EXERCISE GOAL: Repeat what the lines below say, word for word, and skip every image.

--- Start RECORDED INFORMATION ---

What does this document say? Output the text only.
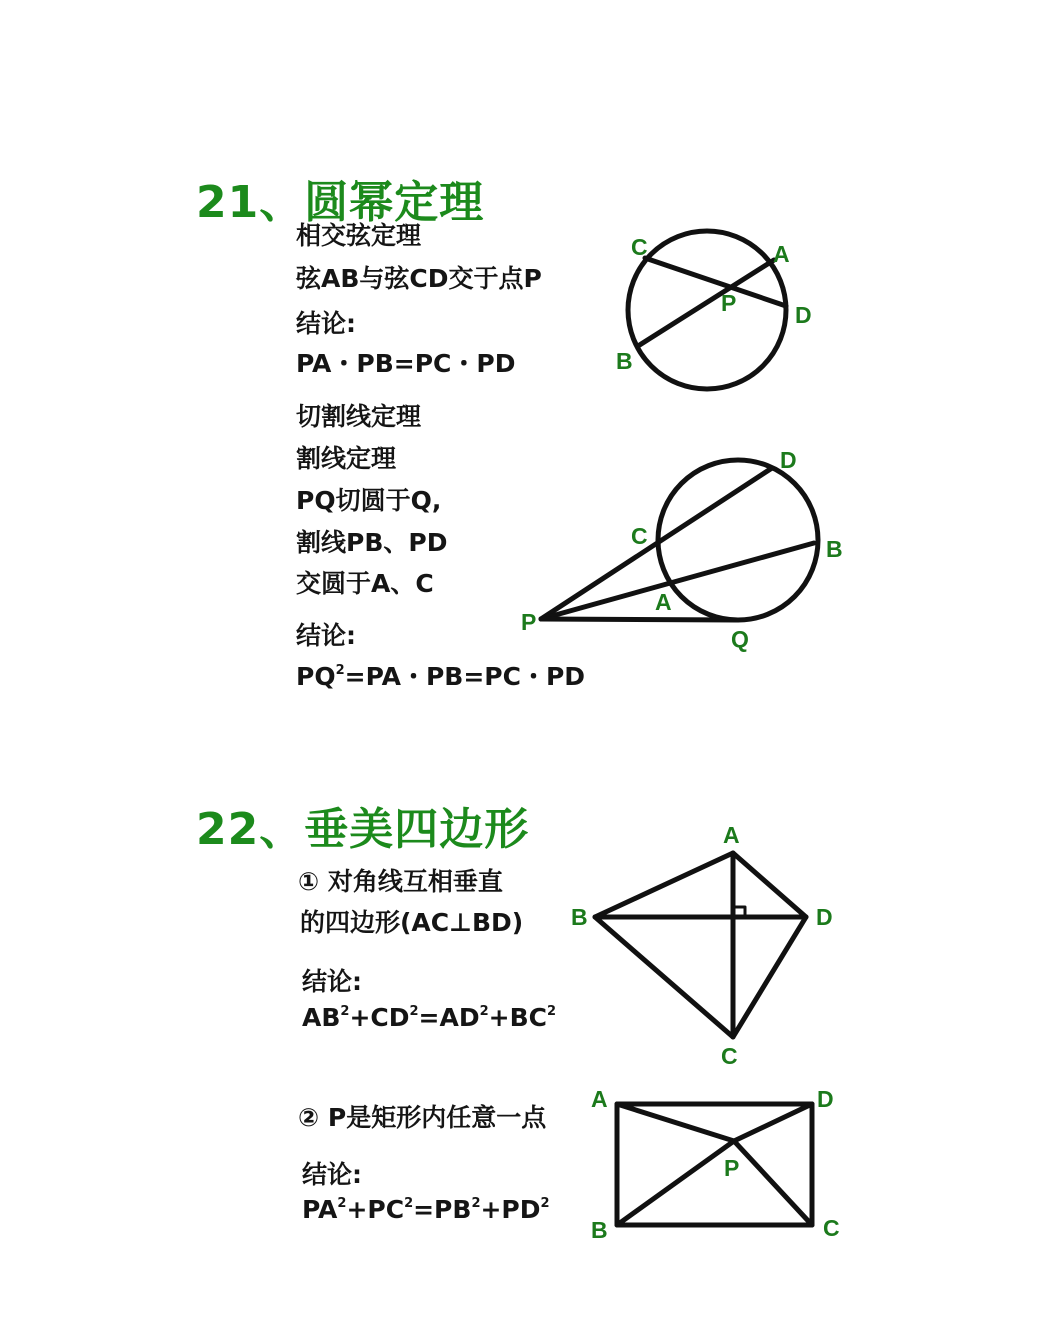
21、圆幂定理
相交弦定理
弦AB与弦CD交于点P
结论:
PA・PB=PC・PD
切割线定理
割线定理
PQ切圆于Q,
割线PB、PD
交圆于A、C
结论:
$PQ^2=PA$・PB=PC・PD
22、垂美四边形
① 对角线互相垂直
的四边形(AC⊥BD)
结论:
$AB^2+CD^2=AD^2+BC^2$
② P是矩形内任意一点
结论:
$PA^2+PC^2=PB^2+PD^2$
C	A
P	D
B
D
C	B
A
P
Q
A
B	D
C
A	D
P
B	C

--- End RECORDED INFORMATION ---

SOLVED EXERCISE:
What does this document say? Output the text only.
21、圆幂定理
相交弦定理
弦AB与弦CD交于点P
结论:
PA・PB=PC・PD
切割线定理
割线定理
PQ切圆于Q,
割线PB、PD
交圆于A、C
结论:
$PQ^2=PA$・PB=PC・PD
22、垂美四边形
① 对角线互相垂直
的四边形(AC⊥BD)
结论:
$AB^2+CD^2=AD^2+BC^2$
② P是矩形内任意一点
结论:
$PA^2+PC^2=PB^2+PD^2$
C	A
P	D
B
D
C	B
A
P
Q
A
B	D
C
A	D
P
B	C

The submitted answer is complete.